> WHAT NEEDS TO BE DONE: Retype the records below exactly as they appear.
----------------
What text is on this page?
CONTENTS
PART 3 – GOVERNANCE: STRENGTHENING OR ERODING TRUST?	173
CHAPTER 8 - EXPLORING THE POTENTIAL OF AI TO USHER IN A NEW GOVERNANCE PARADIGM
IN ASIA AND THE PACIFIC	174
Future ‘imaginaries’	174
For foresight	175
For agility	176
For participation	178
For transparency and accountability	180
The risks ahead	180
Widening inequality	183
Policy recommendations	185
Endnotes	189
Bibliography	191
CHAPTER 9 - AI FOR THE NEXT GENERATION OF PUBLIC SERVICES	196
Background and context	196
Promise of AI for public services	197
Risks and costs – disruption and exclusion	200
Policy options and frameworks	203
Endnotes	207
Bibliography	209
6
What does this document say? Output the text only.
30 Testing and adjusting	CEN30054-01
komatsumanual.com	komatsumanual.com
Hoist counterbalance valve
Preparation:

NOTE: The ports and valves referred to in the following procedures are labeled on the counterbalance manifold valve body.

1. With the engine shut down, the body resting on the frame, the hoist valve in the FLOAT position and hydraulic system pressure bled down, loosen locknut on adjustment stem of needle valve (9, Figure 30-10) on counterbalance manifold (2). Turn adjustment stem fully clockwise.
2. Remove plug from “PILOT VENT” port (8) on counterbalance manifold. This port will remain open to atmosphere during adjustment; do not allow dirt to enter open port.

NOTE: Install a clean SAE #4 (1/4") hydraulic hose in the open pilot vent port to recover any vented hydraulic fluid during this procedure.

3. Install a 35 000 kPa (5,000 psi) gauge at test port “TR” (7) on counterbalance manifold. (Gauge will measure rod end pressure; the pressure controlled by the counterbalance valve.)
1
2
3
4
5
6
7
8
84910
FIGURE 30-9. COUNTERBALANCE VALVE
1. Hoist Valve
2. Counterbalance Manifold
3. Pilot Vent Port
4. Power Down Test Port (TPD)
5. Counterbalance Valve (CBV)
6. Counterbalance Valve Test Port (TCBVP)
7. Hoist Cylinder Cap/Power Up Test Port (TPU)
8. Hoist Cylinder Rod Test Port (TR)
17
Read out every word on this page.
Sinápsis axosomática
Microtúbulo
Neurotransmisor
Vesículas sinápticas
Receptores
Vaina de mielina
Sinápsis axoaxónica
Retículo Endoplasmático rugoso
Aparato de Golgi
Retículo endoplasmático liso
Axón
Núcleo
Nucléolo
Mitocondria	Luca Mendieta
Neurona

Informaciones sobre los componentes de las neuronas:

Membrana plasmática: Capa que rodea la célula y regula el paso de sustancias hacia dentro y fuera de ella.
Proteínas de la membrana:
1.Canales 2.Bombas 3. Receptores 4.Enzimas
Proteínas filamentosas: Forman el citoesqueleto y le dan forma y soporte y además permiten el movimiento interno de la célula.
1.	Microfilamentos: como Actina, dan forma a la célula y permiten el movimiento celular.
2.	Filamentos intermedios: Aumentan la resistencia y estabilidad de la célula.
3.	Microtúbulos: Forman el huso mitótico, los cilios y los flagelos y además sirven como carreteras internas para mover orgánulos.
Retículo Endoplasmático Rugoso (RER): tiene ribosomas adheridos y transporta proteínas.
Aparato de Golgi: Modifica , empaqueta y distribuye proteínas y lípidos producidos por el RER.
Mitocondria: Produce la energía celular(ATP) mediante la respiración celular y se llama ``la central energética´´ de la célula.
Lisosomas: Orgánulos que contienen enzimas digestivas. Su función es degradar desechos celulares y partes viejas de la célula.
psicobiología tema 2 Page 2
----------------
> FINAL ANSWER:
What text is on this page?
CONTENTS
PART 3 – GOVERNANCE: STRENGTHENING OR ERODING TRUST?	173
CHAPTER 8 - EXPLORING THE POTENTIAL OF AI TO USHER IN A NEW GOVERNANCE PARADIGM
IN ASIA AND THE PACIFIC	174
Future ‘imaginaries’	174
For foresight	175
For agility	176
For participation	178
For transparency and accountability	180
The risks ahead	180
Widening inequality	183
Policy recommendations	185
Endnotes	189
Bibliography	191
CHAPTER 9 - AI FOR THE NEXT GENERATION OF PUBLIC SERVICES	196
Background and context	196
Promise of AI for public services	197
Risks and costs – disruption and exclusion	200
Policy options and frameworks	203
Endnotes	207
Bibliography	209
6
What does this document say? Output the text only.
30 Testing and adjusting	CEN30054-01
komatsumanual.com	komatsumanual.com
Hoist counterbalance valve
Preparation:

NOTE: The ports and valves referred to in the following procedures are labeled on the counterbalance manifold valve body.

1. With the engine shut down, the body resting on the frame, the hoist valve in the FLOAT position and hydraulic system pressure bled down, loosen locknut on adjustment stem of needle valve (9, Figure 30-10) on counterbalance manifold (2). Turn adjustment stem fully clockwise.
2. Remove plug from “PILOT VENT” port (8) on counterbalance manifold. This port will remain open to atmosphere during adjustment; do not allow dirt to enter open port.

NOTE: Install a clean SAE #4 (1/4") hydraulic hose in the open pilot vent port to recover any vented hydraulic fluid during this procedure.

3. Install a 35 000 kPa (5,000 psi) gauge at test port “TR” (7) on counterbalance manifold. (Gauge will measure rod end pressure; the pressure controlled by the counterbalance valve.)
1
2
3
4
5
6
7
8
84910
FIGURE 30-9. COUNTERBALANCE VALVE
1. Hoist Valve
2. Counterbalance Manifold
3. Pilot Vent Port
4. Power Down Test Port (TPD)
5. Counterbalance Valve (CBV)
6. Counterbalance Valve Test Port (TCBVP)
7. Hoist Cylinder Cap/Power Up Test Port (TPU)
8. Hoist Cylinder Rod Test Port (TR)
17
Read out every word on this page.
Sinápsis axosomática
Microtúbulo
Neurotransmisor
Vesículas sinápticas
Receptores
Vaina de mielina
Sinápsis axoaxónica
Retículo Endoplasmático rugoso
Aparato de Golgi
Retículo endoplasmático liso
Axón
Núcleo
Nucléolo
Mitocondria	Luca Mendieta
Neurona

Informaciones sobre los componentes de las neuronas:

Membrana plasmática: Capa que rodea la célula y regula el paso de sustancias hacia dentro y fuera de ella.
Proteínas de la membrana:
1.Canales 2.Bombas 3. Receptores 4.Enzimas
Proteínas filamentosas: Forman el citoesqueleto y le dan forma y soporte y además permiten el movimiento interno de la célula.
1.	Microfilamentos: como Actina, dan forma a la célula y permiten el movimiento celular.
2.	Filamentos intermedios: Aumentan la resistencia y estabilidad de la célula.
3.	Microtúbulos: Forman el huso mitótico, los cilios y los flagelos y además sirven como carreteras internas para mover orgánulos.
Retículo Endoplasmático Rugoso (RER): tiene ribosomas adheridos y transporta proteínas.
Aparato de Golgi: Modifica , empaqueta y distribuye proteínas y lípidos producidos por el RER.
Mitocondria: Produce la energía celular(ATP) mediante la respiración celular y se llama ``la central energética´´ de la célula.
Lisosomas: Orgánulos que contienen enzimas digestivas. Su función es degradar desechos celulares y partes viejas de la célula.
psicobiología tema 2 Page 2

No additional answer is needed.